Directive -
The records that follow must be reproduced in full, exactly as written.

═══ Extracted records

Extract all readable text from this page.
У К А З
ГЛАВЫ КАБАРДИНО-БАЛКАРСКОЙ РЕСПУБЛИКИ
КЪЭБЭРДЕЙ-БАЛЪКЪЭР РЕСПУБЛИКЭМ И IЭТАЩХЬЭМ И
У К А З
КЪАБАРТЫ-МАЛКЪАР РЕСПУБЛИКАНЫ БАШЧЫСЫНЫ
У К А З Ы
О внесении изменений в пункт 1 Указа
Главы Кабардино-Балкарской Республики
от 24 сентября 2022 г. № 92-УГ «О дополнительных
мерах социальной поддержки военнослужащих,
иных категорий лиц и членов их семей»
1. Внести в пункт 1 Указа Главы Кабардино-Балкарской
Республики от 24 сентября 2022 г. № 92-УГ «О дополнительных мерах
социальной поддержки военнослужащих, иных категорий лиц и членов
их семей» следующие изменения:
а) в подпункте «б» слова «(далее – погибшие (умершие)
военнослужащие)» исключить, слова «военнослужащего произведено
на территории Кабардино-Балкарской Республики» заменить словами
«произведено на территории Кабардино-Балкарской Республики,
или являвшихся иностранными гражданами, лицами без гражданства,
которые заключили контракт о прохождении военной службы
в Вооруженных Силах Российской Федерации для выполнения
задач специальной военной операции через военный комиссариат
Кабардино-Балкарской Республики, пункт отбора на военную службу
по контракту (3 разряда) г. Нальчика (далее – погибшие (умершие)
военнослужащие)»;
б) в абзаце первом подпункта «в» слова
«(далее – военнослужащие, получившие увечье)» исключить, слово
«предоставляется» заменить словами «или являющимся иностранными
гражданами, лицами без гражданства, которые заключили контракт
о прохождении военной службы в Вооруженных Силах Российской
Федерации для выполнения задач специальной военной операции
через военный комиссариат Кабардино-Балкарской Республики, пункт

══════

Response to this task -
Extract all readable text from this page.
У К А З
ГЛАВЫ КАБАРДИНО-БАЛКАРСКОЙ РЕСПУБЛИКИ
КЪЭБЭРДЕЙ-БАЛЪКЪЭР РЕСПУБЛИКЭМ И IЭТАЩХЬЭМ И
У К А З
КЪАБАРТЫ-МАЛКЪАР РЕСПУБЛИКАНЫ БАШЧЫСЫНЫ
У К А З Ы
О внесении изменений в пункт 1 Указа
Главы Кабардино-Балкарской Республики
от 24 сентября 2022 г. № 92-УГ «О дополнительных
мерах социальной поддержки военнослужащих,
иных категорий лиц и членов их семей»
1. Внести в пункт 1 Указа Главы Кабардино-Балкарской
Республики от 24 сентября 2022 г. № 92-УГ «О дополнительных мерах
социальной поддержки военнослужащих, иных категорий лиц и членов
их семей» следующие изменения:
а) в подпункте «б» слова «(далее – погибшие (умершие)
военнослужащие)» исключить, слова «военнослужащего произведено
на территории Кабардино-Балкарской Республики» заменить словами
«произведено на территории Кабардино-Балкарской Республики,
или являвшихся иностранными гражданами, лицами без гражданства,
которые заключили контракт о прохождении военной службы
в Вооруженных Силах Российской Федерации для выполнения
задач специальной военной операции через военный комиссариат
Кабардино-Балкарской Республики, пункт отбора на военную службу
по контракту (3 разряда) г. Нальчика (далее – погибшие (умершие)
военнослужащие)»;
б) в абзаце первом подпункта «в» слова
«(далее – военнослужащие, получившие увечье)» исключить, слово
«предоставляется» заменить словами «или являющимся иностранными
гражданами, лицами без гражданства, которые заключили контракт
о прохождении военной службы в Вооруженных Силах Российской
Федерации для выполнения задач специальной военной операции
через военный комиссариат Кабардино-Балкарской Республики, пункт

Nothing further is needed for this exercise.